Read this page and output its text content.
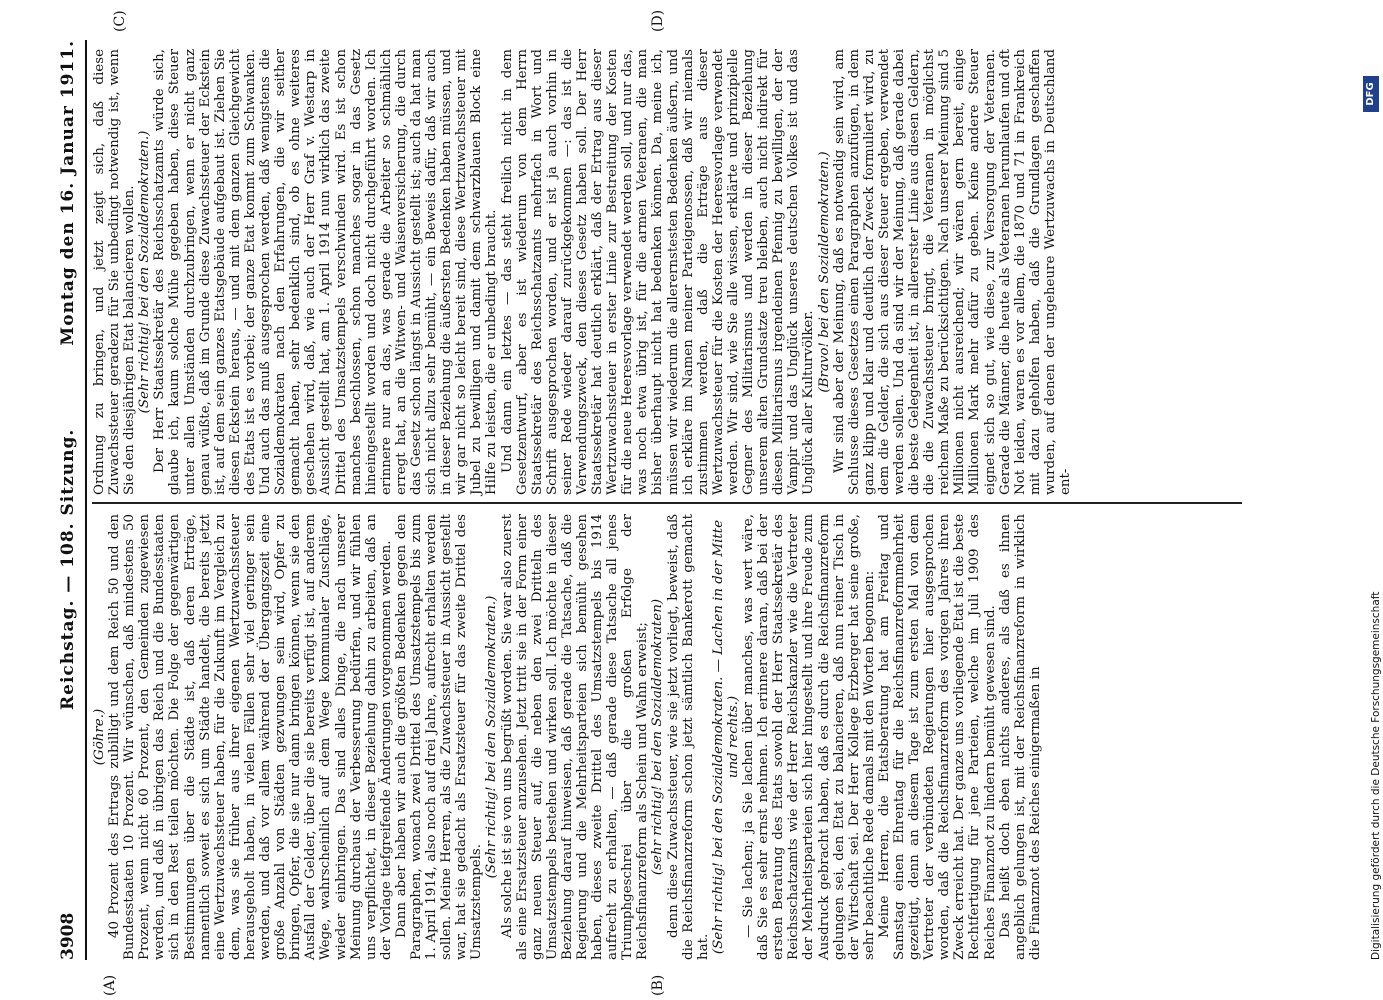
3908
Reichstag. — 108. Sitzung.
Montag den 16. Januar 1911.
(A)	(B)
(C)	(D)

(Göhre.) 40 Prozent des Ertrags zubilligt und dem Reich 50 und den Bundesstaaten 10 Prozent. Wir wünschen, daß mindestens 50 Prozent, wenn nicht 60 Prozent, den Gemeinden zugewiesen werden, und daß in übrigen das Reich und die Bundesstaaten sich in den Rest teilen möchten. Die Folge der gegenwärtigen Bestimmungen über die Städte ist, daß deren Erträge, namentlich soweit es sich um Städte handelt, die bereits jetzt eine Wertzuwachssteuer haben, für die Zukunft im Vergleich zu dem, was sie früher aus ihrer eigenen Wertzuwachssteuer herausgeholt haben, in vielen Fällen sehr viel geringer sein werden, und daß vor allem während der Übergangszeit eine große Anzahl von Städten gezwungen sein wird, Opfer zu bringen, Opfer, die sie nur dann bringen können, wenn sie den Ausfall der Gelder, über die sie bereits verfügt ist, auf anderem Wege, wahrscheinlich auf dem Wege kommunaler Zuschläge, wieder einbringen. Das sind alles Dinge, die nach unserer Meinung durchaus der Verbesserung bedürfen, und wir fühlen uns verpflichtet, in dieser Beziehung dahin zu arbeiten, daß an der Vorlage tiefgreifende Änderungen vorgenommen werden. Dann aber haben wir auch die größten Bedenken gegen den Paragraphen, wonach zwei Drittel des Umsatzstempels bis zum 1. April 1914, also noch auf drei Jahre, aufrecht erhalten werden sollen. Meine Herren, als die Zuwachssteuer in Aussicht gestellt war, hat sie gedacht als Ersatzsteuer für das zweite Drittel des Umsatzstempels.

(Sehr richtig! bei den Sozialdemokraten.) Als solche ist sie von uns begrüßt worden. Sie war also zuerst als eine Ersatzsteuer anzusehen. Jetzt tritt sie in der Form einer ganz neuen Steuer auf, die neben den zwei Dritteln des Umsatzstempels bestehen und wirken soll. Ich möchte in dieser Beziehung darauf hinweisen, daß gerade die Tatsache, daß die Regierung und die Mehrheitsparteien sich bemüht gesehen haben, dieses zweite Drittel des Umsatzstempels bis 1914 aufrecht zu erhalten, — daß gerade diese Tatsache all jenes Triumphgeschrei über die großen Erfolge der Reichsfinanzreform als Schein und Wahn erweist; (sehr richtig! bei den Sozialdemokraten) denn diese Zuwachssteuer, wie sie jetzt vorliegt, beweist, daß die Reichsfinanzreform schon jetzt sämtlich Bankerott gemacht hat. (Sehr richtig! bei den Sozialdemokraten. — Lachen in der Mitte und rechts.) — Sie lachen; ja Sie lachen über manches, was wert wäre, daß Sie es sehr ernst nehmen. Ich erinnere daran, daß bei der ersten Beratung des Etats sowohl der Herr Staatssekretär des Reichsschatzamts wie der Herr Reichskanzler wie die Vertreter der Mehrheitsparteien sich hier hingestellt und ihre Freude zum Ausdruck gebracht haben, daß es durch die Reichsfinanzreform gelungen sei, den Etat zu balancieren, daß nun reiner Tisch in der Wirtschaft sei. Der Herr Kollege Erzberger hat seine große, sehr beachtliche Rede damals mit den Worten begonnen: Meine Herren, die Etatsberatung hat am Freitag und Samstag einen Ehrentag für die Reichsfinanzreformmehrheit gezeitigt, denn an diesem Tage ist zum ersten Mal von dem Vertreter der verbündeten Regierungen hier ausgesprochen worden, daß die Reichsfinanzreform des vorigen Jahres ihren Zweck erreicht hat. Der ganze uns vorliegende Etat ist die beste Rechtfertigung für jene Parteien, welche im Juli 1909 des Reiches Finanznot zu lindern bemüht gewesen sind. Das heißt doch eben nichts anderes, als daß es ihnen angeblich gelungen ist, mit der Reichsfinanzreform in wirklich die Finanznot des Reiches einigermaßen in

Ordnung zu bringen, und jetzt zeigt sich, daß diese Zuwachssteuer geradezu für Sie unbedingt notwendig ist, wenn Sie den diesjährigen Etat balancieren wollen. (Sehr richtig! bei den Sozialdemokraten.) Der Herr Staatssekretär des Reichsschatzamts würde sich, glaube ich, kaum solche Mühe gegeben haben, diese Steuer unter allen Umständen durchzubringen, wenn er nicht ganz genau wüßte, daß im Grunde diese Zuwachssteuer der Eckstein ist, auf dem sein ganzes Etatsgebäude aufgebaut ist. Ziehen Sie diesen Eckstein heraus, — und mit dem ganzen Gleichgewicht des Etats ist es vorbei; der ganze Etat kommt zum Schwanken. Und auch das muß ausgesprochen werden, daß wenigstens die Sozialdemokraten nach den Erfahrungen, die wir seither gemacht haben, sehr bedenklich sind, ob es ohne weiteres geschehen wird, daß, wie auch der Herr Graf v. Westarp in Aussicht gestellt hat, am 1. April 1914 nun wirklich das zweite Drittel des Umsatzstempels verschwinden wird. Es ist schon manches beschlossen, schon manches sogar in das Gesetz hineingestellt worden und doch nicht durchgeführt worden. Ich erinnere nur an das, was gerade die Arbeiter so schmählich erregt hat, an die Witwen- und Waisenversicherung, die durch das Gesetz schon längst in Aussicht gestellt ist; auch da hat man sich nicht allzu sehr bemüht, — ein Beweis dafür, daß wir auch in dieser Beziehung die äußersten Bedenken haben müssen, und wir gar nicht so leicht bereit sind, diese Wertzuwachssteuer mit Jubel zu bewilligen und damit dem schwarzblauen Block eine Hilfe zu leisten, die er unbedingt braucht. Und dann ein letztes — das steht freilich nicht in dem Gesetzentwurf, aber es ist wiederum von dem Herrn Staatssekretär des Reichsschatzamts mehrfach in Wort und Schrift ausgesprochen worden, und er ist ja auch vorhin in seiner Rede wieder darauf zurückgekommen —: das ist die Verwendungszweck, den dieses Gesetz haben soll. Der Herr Staatssekretär hat deutlich erklärt, daß der Ertrag aus dieser Wertzuwachssteuer in erster Linie zur Bestreitung der Kosten für die neue Heeresvorlage verwendet werden soll, und nur das, was noch etwa übrig ist, für die armen Veteranen, die man bisher überhaupt nicht hat bedenken können. Da, meine ich, müssen wir wiederum die allerernstesten Bedenken äußern, und ich erkläre im Namen meiner Parteigenossen, daß wir niemals zustimmen werden, daß die Erträge aus dieser Wertzuwachssteuer für die Kosten der Heeresvorlage verwendet werden. Wir sind, wie Sie alle wissen, erklärte und prinzipielle Gegner des Militarismus und werden in dieser Beziehung unserem alten Grundsatze treu bleiben, auch nicht indirekt für diesen Militarismus irgendeinen Pfennig zu bewilligen, der der Vampir und das Unglück unseres deutschen Volkes ist und das Unglück aller Kulturvölker.

(Bravo! bei den Sozialdemokraten.) Wir sind aber der Meinung, daß es notwendig sein wird, am Schlusse dieses Gesetzes einen Paragraphen anzufügen, in dem ganz klipp und klar und deutlich der Zweck formuliert wird, zu dem die Gelder, die sich aus dieser Steuer ergeben, verwendet werden sollen. Und da sind wir der Meinung, daß gerade dabei die beste Gelegenheit ist, in allererster Linie aus diesen Geldern, die die Zuwachssteuer bringt, die Veteranen in möglichst reichem Maße zu berücksichtigen. Nach unserer Meinung sind 5 Millionen nicht ausreichend; wir wären gern bereit, einige Millionen Mark mehr dafür zu geben. Keine andere Steuer eignet sich so gut, wie diese, zur Versorgung der Veteranen. Gerade die Männer, die heute als Veteranen herumlaufen und oft Not leiden, waren es vor allem, die 1870 und 71 in Frankreich mit dazu geholfen haben, daß die Grundlagen geschaffen wurden, auf denen der ungeheure Wertzuwachs in Deutschland ent-

Digitalisierung gefördert durch die Deutsche Forschungsgemeinschaft
DFG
========
Exercise requirements: Go through the material above and repeat it exactly. Omit the pictures.

Task output:
Read this page and output its text content.
3908
Reichstag. — 108. Sitzung.
Montag den 16. Januar 1911.
(A)	(B)
(C)	(D)

(Göhre.) 40 Prozent des Ertrags zubilligt und dem Reich 50 und den Bundesstaaten 10 Prozent. Wir wünschen, daß mindestens 50 Prozent, wenn nicht 60 Prozent, den Gemeinden zugewiesen werden, und daß in übrigen das Reich und die Bundesstaaten sich in den Rest teilen möchten. Die Folge der gegenwärtigen Bestimmungen über die Städte ist, daß deren Erträge, namentlich soweit es sich um Städte handelt, die bereits jetzt eine Wertzuwachssteuer haben, für die Zukunft im Vergleich zu dem, was sie früher aus ihrer eigenen Wertzuwachssteuer herausgeholt haben, in vielen Fällen sehr viel geringer sein werden, und daß vor allem während der Übergangszeit eine große Anzahl von Städten gezwungen sein wird, Opfer zu bringen, Opfer, die sie nur dann bringen können, wenn sie den Ausfall der Gelder, über die sie bereits verfügt ist, auf anderem Wege, wahrscheinlich auf dem Wege kommunaler Zuschläge, wieder einbringen. Das sind alles Dinge, die nach unserer Meinung durchaus der Verbesserung bedürfen, und wir fühlen uns verpflichtet, in dieser Beziehung dahin zu arbeiten, daß an der Vorlage tiefgreifende Änderungen vorgenommen werden. Dann aber haben wir auch die größten Bedenken gegen den Paragraphen, wonach zwei Drittel des Umsatzstempels bis zum 1. April 1914, also noch auf drei Jahre, aufrecht erhalten werden sollen. Meine Herren, als die Zuwachssteuer in Aussicht gestellt war, hat sie gedacht als Ersatzsteuer für das zweite Drittel des Umsatzstempels.

(Sehr richtig! bei den Sozialdemokraten.) Als solche ist sie von uns begrüßt worden. Sie war also zuerst als eine Ersatzsteuer anzusehen. Jetzt tritt sie in der Form einer ganz neuen Steuer auf, die neben den zwei Dritteln des Umsatzstempels bestehen und wirken soll. Ich möchte in dieser Beziehung darauf hinweisen, daß gerade die Tatsache, daß die Regierung und die Mehrheitsparteien sich bemüht gesehen haben, dieses zweite Drittel des Umsatzstempels bis 1914 aufrecht zu erhalten, — daß gerade diese Tatsache all jenes Triumphgeschrei über die großen Erfolge der Reichsfinanzreform als Schein und Wahn erweist; (sehr richtig! bei den Sozialdemokraten) denn diese Zuwachssteuer, wie sie jetzt vorliegt, beweist, daß die Reichsfinanzreform schon jetzt sämtlich Bankerott gemacht hat. (Sehr richtig! bei den Sozialdemokraten. — Lachen in der Mitte und rechts.) — Sie lachen; ja Sie lachen über manches, was wert wäre, daß Sie es sehr ernst nehmen. Ich erinnere daran, daß bei der ersten Beratung des Etats sowohl der Herr Staatssekretär des Reichsschatzamts wie der Herr Reichskanzler wie die Vertreter der Mehrheitsparteien sich hier hingestellt und ihre Freude zum Ausdruck gebracht haben, daß es durch die Reichsfinanzreform gelungen sei, den Etat zu balancieren, daß nun reiner Tisch in der Wirtschaft sei. Der Herr Kollege Erzberger hat seine große, sehr beachtliche Rede damals mit den Worten begonnen: Meine Herren, die Etatsberatung hat am Freitag und Samstag einen Ehrentag für die Reichsfinanzreformmehrheit gezeitigt, denn an diesem Tage ist zum ersten Mal von dem Vertreter der verbündeten Regierungen hier ausgesprochen worden, daß die Reichsfinanzreform des vorigen Jahres ihren Zweck erreicht hat. Der ganze uns vorliegende Etat ist die beste Rechtfertigung für jene Parteien, welche im Juli 1909 des Reiches Finanznot zu lindern bemüht gewesen sind. Das heißt doch eben nichts anderes, als daß es ihnen angeblich gelungen ist, mit der Reichsfinanzreform in wirklich die Finanznot des Reiches einigermaßen in

Ordnung zu bringen, und jetzt zeigt sich, daß diese Zuwachssteuer geradezu für Sie unbedingt notwendig ist, wenn Sie den diesjährigen Etat balancieren wollen. (Sehr richtig! bei den Sozialdemokraten.) Der Herr Staatssekretär des Reichsschatzamts würde sich, glaube ich, kaum solche Mühe gegeben haben, diese Steuer unter allen Umständen durchzubringen, wenn er nicht ganz genau wüßte, daß im Grunde diese Zuwachssteuer der Eckstein ist, auf dem sein ganzes Etatsgebäude aufgebaut ist. Ziehen Sie diesen Eckstein heraus, — und mit dem ganzen Gleichgewicht des Etats ist es vorbei; der ganze Etat kommt zum Schwanken. Und auch das muß ausgesprochen werden, daß wenigstens die Sozialdemokraten nach den Erfahrungen, die wir seither gemacht haben, sehr bedenklich sind, ob es ohne weiteres geschehen wird, daß, wie auch der Herr Graf v. Westarp in Aussicht gestellt hat, am 1. April 1914 nun wirklich das zweite Drittel des Umsatzstempels verschwinden wird. Es ist schon manches beschlossen, schon manches sogar in das Gesetz hineingestellt worden und doch nicht durchgeführt worden. Ich erinnere nur an das, was gerade die Arbeiter so schmählich erregt hat, an die Witwen- und Waisenversicherung, die durch das Gesetz schon längst in Aussicht gestellt ist; auch da hat man sich nicht allzu sehr bemüht, — ein Beweis dafür, daß wir auch in dieser Beziehung die äußersten Bedenken haben müssen, und wir gar nicht so leicht bereit sind, diese Wertzuwachssteuer mit Jubel zu bewilligen und damit dem schwarzblauen Block eine Hilfe zu leisten, die er unbedingt braucht. Und dann ein letztes — das steht freilich nicht in dem Gesetzentwurf, aber es ist wiederum von dem Herrn Staatssekretär des Reichsschatzamts mehrfach in Wort und Schrift ausgesprochen worden, und er ist ja auch vorhin in seiner Rede wieder darauf zurückgekommen —: das ist die Verwendungszweck, den dieses Gesetz haben soll. Der Herr Staatssekretär hat deutlich erklärt, daß der Ertrag aus dieser Wertzuwachssteuer in erster Linie zur Bestreitung der Kosten für die neue Heeresvorlage verwendet werden soll, und nur das, was noch etwa übrig ist, für die armen Veteranen, die man bisher überhaupt nicht hat bedenken können. Da, meine ich, müssen wir wiederum die allerernstesten Bedenken äußern, und ich erkläre im Namen meiner Parteigenossen, daß wir niemals zustimmen werden, daß die Erträge aus dieser Wertzuwachssteuer für die Kosten der Heeresvorlage verwendet werden. Wir sind, wie Sie alle wissen, erklärte und prinzipielle Gegner des Militarismus und werden in dieser Beziehung unserem alten Grundsatze treu bleiben, auch nicht indirekt für diesen Militarismus irgendeinen Pfennig zu bewilligen, der der Vampir und das Unglück unseres deutschen Volkes ist und das Unglück aller Kulturvölker.

(Bravo! bei den Sozialdemokraten.) Wir sind aber der Meinung, daß es notwendig sein wird, am Schlusse dieses Gesetzes einen Paragraphen anzufügen, in dem ganz klipp und klar und deutlich der Zweck formuliert wird, zu dem die Gelder, die sich aus dieser Steuer ergeben, verwendet werden sollen. Und da sind wir der Meinung, daß gerade dabei die beste Gelegenheit ist, in allererster Linie aus diesen Geldern, die die Zuwachssteuer bringt, die Veteranen in möglichst reichem Maße zu berücksichtigen. Nach unserer Meinung sind 5 Millionen nicht ausreichend; wir wären gern bereit, einige Millionen Mark mehr dafür zu geben. Keine andere Steuer eignet sich so gut, wie diese, zur Versorgung der Veteranen. Gerade die Männer, die heute als Veteranen herumlaufen und oft Not leiden, waren es vor allem, die 1870 und 71 in Frankreich mit dazu geholfen haben, daß die Grundlagen geschaffen wurden, auf denen der ungeheure Wertzuwachs in Deutschland ent-

Digitalisierung gefördert durch die Deutsche Forschungsgemeinschaft
DFG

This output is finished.